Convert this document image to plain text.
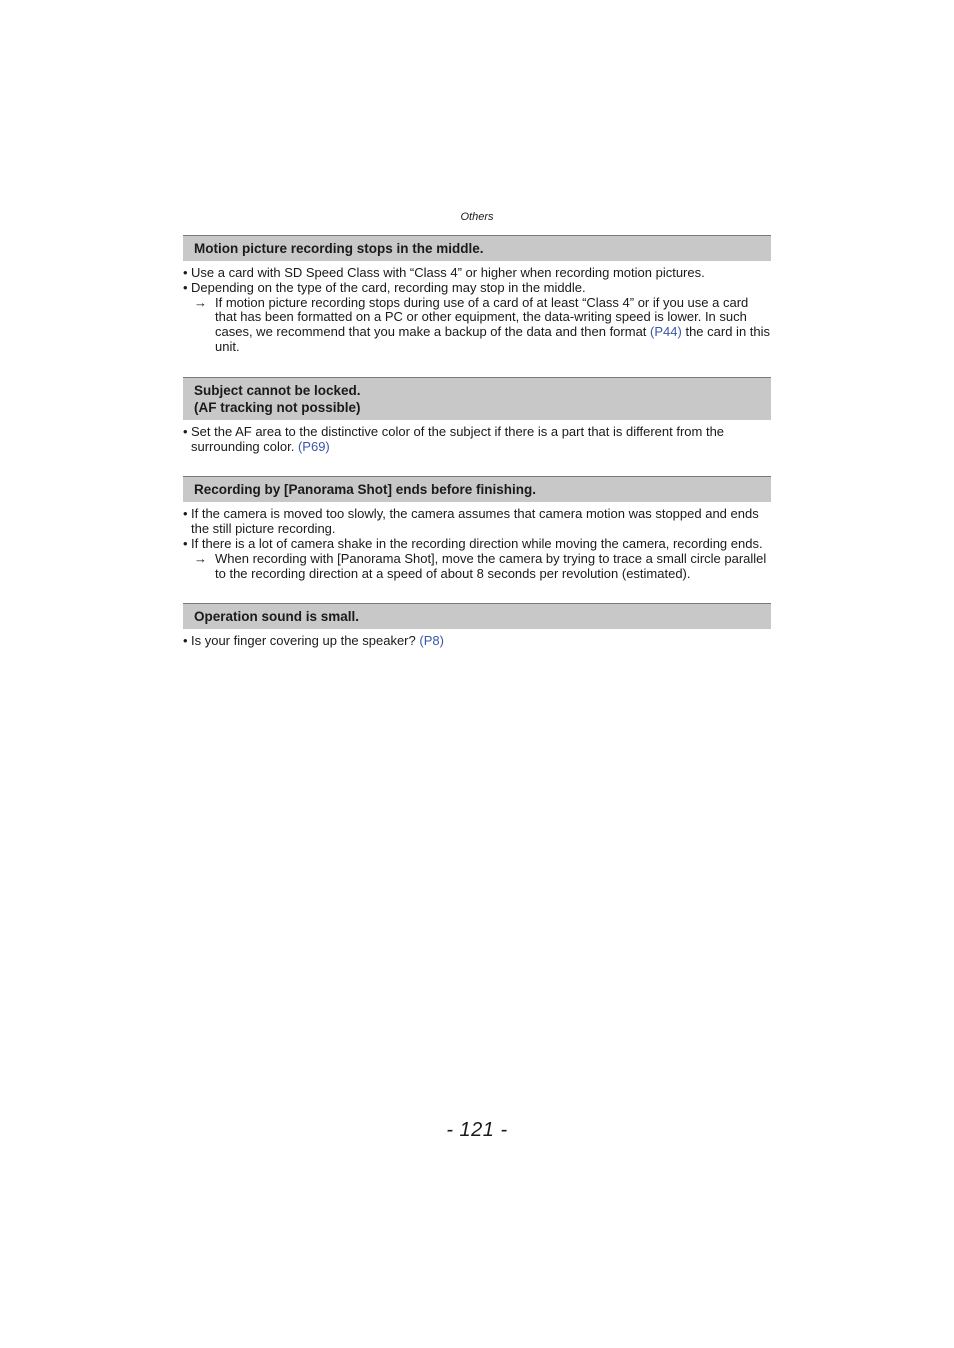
Others
Motion picture recording stops in the middle.
• Use a card with SD Speed Class with “Class 4” or higher when recording motion pictures.
• Depending on the type of the card, recording may stop in the middle.
→ If motion picture recording stops during use of a card of at least “Class 4” or if you use a card that has been formatted on a PC or other equipment, the data-writing speed is lower. In such cases, we recommend that you make a backup of the data and then format (P44) the card in this unit.
Subject cannot be locked.
(AF tracking not possible)
• Set the AF area to the distinctive color of the subject if there is a part that is different from the surrounding color. (P69)
Recording by [Panorama Shot] ends before finishing.
• If the camera is moved too slowly, the camera assumes that camera motion was stopped and ends the still picture recording.
• If there is a lot of camera shake in the recording direction while moving the camera, recording ends.
→ When recording with [Panorama Shot], move the camera by trying to trace a small circle parallel to the recording direction at a speed of about 8 seconds per revolution (estimated).
Operation sound is small.
• Is your finger covering up the speaker? (P8)
- 121 -
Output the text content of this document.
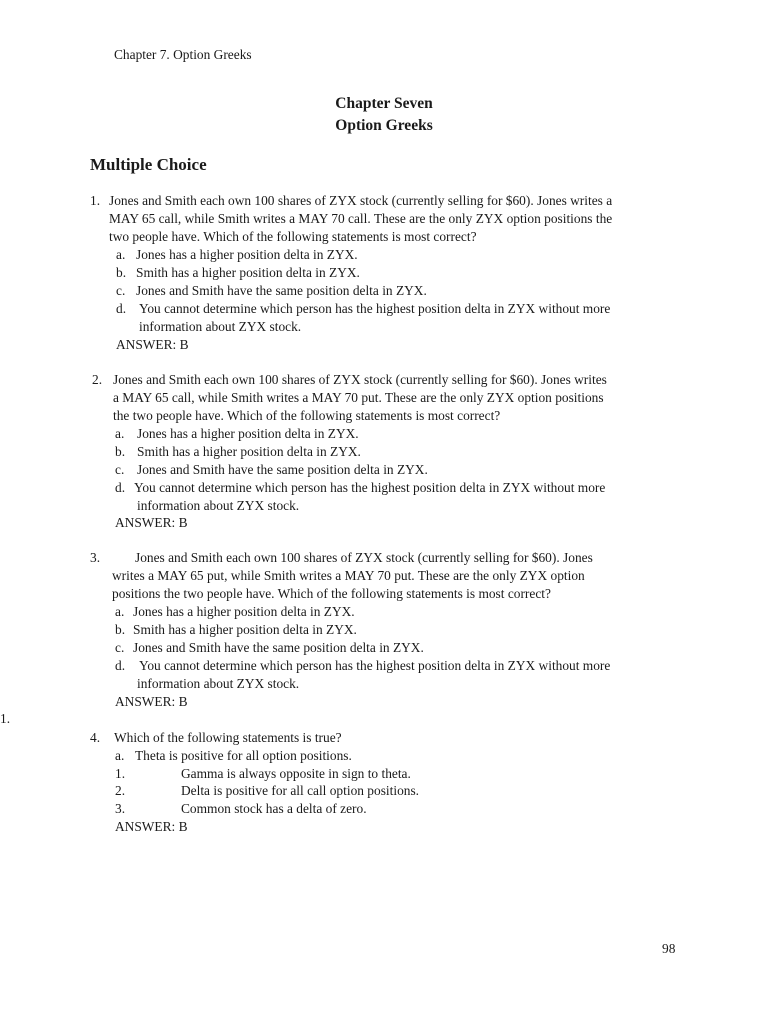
Chapter 7. Option Greeks
Chapter Seven
Option Greeks
Multiple Choice
1. Jones and Smith each own 100 shares of ZYX stock (currently selling for $60). Jones writes a
MAY 65 call, while Smith writes a MAY 70 call. These are the only ZYX option positions the
two people have. Which of the following statements is most correct?
a. Jones has a higher position delta in ZYX.
b. Smith has a higher position delta in ZYX.
c. Jones and Smith have the same position delta in ZYX.
d. You cannot determine which person has the highest position delta in ZYX without more
information about ZYX stock.
ANSWER: B
2. Jones and Smith each own 100 shares of ZYX stock (currently selling for $60). Jones writes
a MAY 65 call, while Smith writes a MAY 70 put. These are the only ZYX option positions
the two people have. Which of the following statements is most correct?
a. Jones has a higher position delta in ZYX.
b. Smith has a higher position delta in ZYX.
c. Jones and Smith have the same position delta in ZYX.
d. You cannot determine which person has the highest position delta in ZYX without more
information about ZYX stock.
ANSWER: B
3.	Jones and Smith each own 100 shares of ZYX stock (currently selling for $60). Jones
writes a MAY 65 put, while Smith writes a MAY 70 put. These are the only ZYX option
positions the two people have. Which of the following statements is most correct?
a. Jones has a higher position delta in ZYX.
b. Smith has a higher position delta in ZYX.
c. Jones and Smith have the same position delta in ZYX.
d. You cannot determine which person has the highest position delta in ZYX without more
information about ZYX stock.
ANSWER: B
1.
4. Which of the following statements is true?
a. Theta is positive for all option positions.
1.	Gamma is always opposite in sign to theta.
2.	Delta is positive for all call option positions.
3.	Common stock has a delta of zero.
ANSWER: B
98
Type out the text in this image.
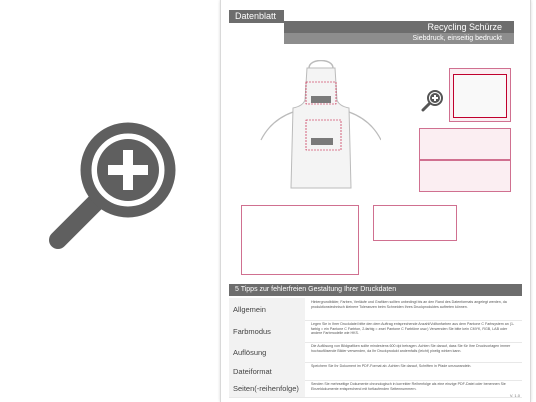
Datenblatt
Recycling Schürze
Siebdruck, einseitig bedruckt
5 Tipps zur fehlerfreien Gestaltung Ihrer Druckdaten
Allgemein
Hintergrundbilder, Farben, Verläufe und Grafiken sollten unbedingt bis an den Rand des Datenformats angelegt werden, da produktionstechnisch kleinere Toleranzen beim Schneiden Ihres Druckproduktes auftreten können.
Farbmodus
Legen Sie in Ihrer Druckdatei bitte den dem Auftrag entsprechende Anzahl/Volltonfarben aus dem Pantone C Farbsystem an (1-farbig = ein Pantone C Farbton, 2-farbig = zwei Pantone C Farbtöne usw.) Verwenden Sie bitte kein CMYK, RGB, LAB oder andere Farbmodelle wie HKS.
Auflösung
Die Auflösung von Bildgrafiken sollte mindestens 600 dpi betragen. Achten Sie darauf, dass Sie für Ihre Druckvorlagen immer hochauflösende Bilder verwenden, da Ihr Druckprodukt andernfalls (leicht) pixelig wirken kann.
Dateiformat
Speichern Sie Ihr Dokument im PDF-Format ab. Achten Sie darauf, Schriften in Pfade umzuwandeln.
Seiten(-reihenfolge)	Senden Sie mehrseitige Dokumente chronologisch in korrekter Reihenfolge als eine einzige PDF-Datei oder benennen Sie Einzeldokumente entsprechend mit fortlaufenden Seitennummern.
V. 1.0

(STATED TASK): The lines to write out run from the one containing "Type out the text in this image." through the final line of the material above, both included; write them out exactly, with no pictures.

(ANSWER IN FULL):
Type out the text in this image.
Datenblatt
Recycling Schürze
Siebdruck, einseitig bedruckt
5 Tipps zur fehlerfreien Gestaltung Ihrer Druckdaten
Allgemein
Hintergrundbilder, Farben, Verläufe und Grafiken sollten unbedingt bis an den Rand des Datenformats angelegt werden, da produktionstechnisch kleinere Toleranzen beim Schneiden Ihres Druckproduktes auftreten können.
Farbmodus
Legen Sie in Ihrer Druckdatei bitte den dem Auftrag entsprechende Anzahl/Volltonfarben aus dem Pantone C Farbsystem an (1-farbig = ein Pantone C Farbton, 2-farbig = zwei Pantone C Farbtöne usw.) Verwenden Sie bitte kein CMYK, RGB, LAB oder andere Farbmodelle wie HKS.
Auflösung
Die Auflösung von Bildgrafiken sollte mindestens 600 dpi betragen. Achten Sie darauf, dass Sie für Ihre Druckvorlagen immer hochauflösende Bilder verwenden, da Ihr Druckprodukt andernfalls (leicht) pixelig wirken kann.
Dateiformat
Speichern Sie Ihr Dokument im PDF-Format ab. Achten Sie darauf, Schriften in Pfade umzuwandeln.
Seiten(-reihenfolge)	Senden Sie mehrseitige Dokumente chronologisch in korrekter Reihenfolge als eine einzige PDF-Datei oder benennen Sie Einzeldokumente entsprechend mit fortlaufenden Seitennummern.
V. 1.0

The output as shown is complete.